▸ GIVEN TASK
Find each line holding the word "Aalborg" and give the number of such lines, nothing else.

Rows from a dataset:

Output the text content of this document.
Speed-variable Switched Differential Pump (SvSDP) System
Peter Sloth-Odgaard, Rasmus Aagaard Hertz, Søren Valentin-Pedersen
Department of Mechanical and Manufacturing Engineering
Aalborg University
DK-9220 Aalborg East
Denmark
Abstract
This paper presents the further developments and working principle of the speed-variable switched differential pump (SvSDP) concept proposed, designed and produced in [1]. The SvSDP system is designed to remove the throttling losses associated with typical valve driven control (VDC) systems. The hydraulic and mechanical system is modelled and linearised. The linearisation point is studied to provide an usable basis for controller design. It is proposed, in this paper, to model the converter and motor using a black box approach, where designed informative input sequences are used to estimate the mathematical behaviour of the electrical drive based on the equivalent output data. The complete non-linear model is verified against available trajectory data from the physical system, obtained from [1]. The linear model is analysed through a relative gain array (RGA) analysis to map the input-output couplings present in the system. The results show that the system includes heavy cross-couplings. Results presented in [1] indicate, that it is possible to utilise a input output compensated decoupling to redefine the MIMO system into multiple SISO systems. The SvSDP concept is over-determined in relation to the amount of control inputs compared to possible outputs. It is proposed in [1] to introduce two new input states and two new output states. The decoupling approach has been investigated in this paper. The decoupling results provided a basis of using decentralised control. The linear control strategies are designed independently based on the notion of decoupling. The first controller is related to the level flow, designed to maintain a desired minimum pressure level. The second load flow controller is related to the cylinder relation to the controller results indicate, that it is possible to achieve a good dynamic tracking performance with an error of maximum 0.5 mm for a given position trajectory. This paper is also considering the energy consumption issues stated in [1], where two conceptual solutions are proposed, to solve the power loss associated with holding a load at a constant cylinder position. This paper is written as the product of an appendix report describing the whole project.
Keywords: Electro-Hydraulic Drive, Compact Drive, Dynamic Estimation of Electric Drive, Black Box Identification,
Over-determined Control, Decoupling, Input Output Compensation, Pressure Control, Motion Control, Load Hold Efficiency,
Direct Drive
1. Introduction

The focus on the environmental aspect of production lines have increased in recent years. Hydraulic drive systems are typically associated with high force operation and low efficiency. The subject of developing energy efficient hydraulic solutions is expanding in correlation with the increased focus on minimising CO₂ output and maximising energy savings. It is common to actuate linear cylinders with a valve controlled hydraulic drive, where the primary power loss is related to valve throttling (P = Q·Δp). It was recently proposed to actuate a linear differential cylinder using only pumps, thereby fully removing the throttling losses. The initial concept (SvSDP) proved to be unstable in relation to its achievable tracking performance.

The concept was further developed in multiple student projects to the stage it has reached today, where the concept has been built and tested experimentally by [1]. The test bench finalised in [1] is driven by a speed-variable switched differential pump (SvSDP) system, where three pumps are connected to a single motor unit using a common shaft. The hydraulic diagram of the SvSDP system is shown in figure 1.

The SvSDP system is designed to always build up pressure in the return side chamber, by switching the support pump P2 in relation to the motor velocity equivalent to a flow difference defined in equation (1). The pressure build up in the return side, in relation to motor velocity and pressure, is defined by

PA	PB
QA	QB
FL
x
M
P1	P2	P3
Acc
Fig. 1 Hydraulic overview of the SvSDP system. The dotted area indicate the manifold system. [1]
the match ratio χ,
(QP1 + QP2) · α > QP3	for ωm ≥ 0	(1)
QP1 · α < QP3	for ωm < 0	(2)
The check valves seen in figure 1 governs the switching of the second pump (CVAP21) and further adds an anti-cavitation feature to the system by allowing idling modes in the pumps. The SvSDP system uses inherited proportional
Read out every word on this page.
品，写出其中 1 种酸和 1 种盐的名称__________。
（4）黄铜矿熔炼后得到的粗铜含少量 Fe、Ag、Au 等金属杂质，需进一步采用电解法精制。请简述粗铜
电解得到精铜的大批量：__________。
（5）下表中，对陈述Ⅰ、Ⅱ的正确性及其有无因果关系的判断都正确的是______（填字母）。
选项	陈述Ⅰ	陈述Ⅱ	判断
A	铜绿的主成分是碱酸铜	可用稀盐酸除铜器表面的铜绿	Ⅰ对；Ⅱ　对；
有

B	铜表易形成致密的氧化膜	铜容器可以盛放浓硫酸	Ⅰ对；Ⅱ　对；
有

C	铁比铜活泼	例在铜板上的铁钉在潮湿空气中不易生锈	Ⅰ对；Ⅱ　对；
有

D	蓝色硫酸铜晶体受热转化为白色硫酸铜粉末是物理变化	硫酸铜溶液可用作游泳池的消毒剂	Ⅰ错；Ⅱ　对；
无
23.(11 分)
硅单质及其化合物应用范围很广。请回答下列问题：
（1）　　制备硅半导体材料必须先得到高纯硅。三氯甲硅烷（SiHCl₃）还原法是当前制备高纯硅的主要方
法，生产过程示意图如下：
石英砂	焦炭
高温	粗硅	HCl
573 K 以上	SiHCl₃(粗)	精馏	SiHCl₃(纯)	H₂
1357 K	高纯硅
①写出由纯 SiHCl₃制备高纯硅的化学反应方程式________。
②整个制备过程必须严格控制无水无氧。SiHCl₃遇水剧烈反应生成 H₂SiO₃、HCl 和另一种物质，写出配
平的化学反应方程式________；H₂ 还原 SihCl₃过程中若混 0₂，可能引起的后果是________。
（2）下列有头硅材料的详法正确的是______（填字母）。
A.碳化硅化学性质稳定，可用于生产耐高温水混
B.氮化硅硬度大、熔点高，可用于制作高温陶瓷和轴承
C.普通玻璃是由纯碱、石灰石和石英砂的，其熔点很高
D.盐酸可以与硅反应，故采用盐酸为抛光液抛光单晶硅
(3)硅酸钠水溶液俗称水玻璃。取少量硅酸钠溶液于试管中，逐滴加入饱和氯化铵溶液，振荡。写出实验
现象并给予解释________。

▸ ANSWER TO THE TASK
2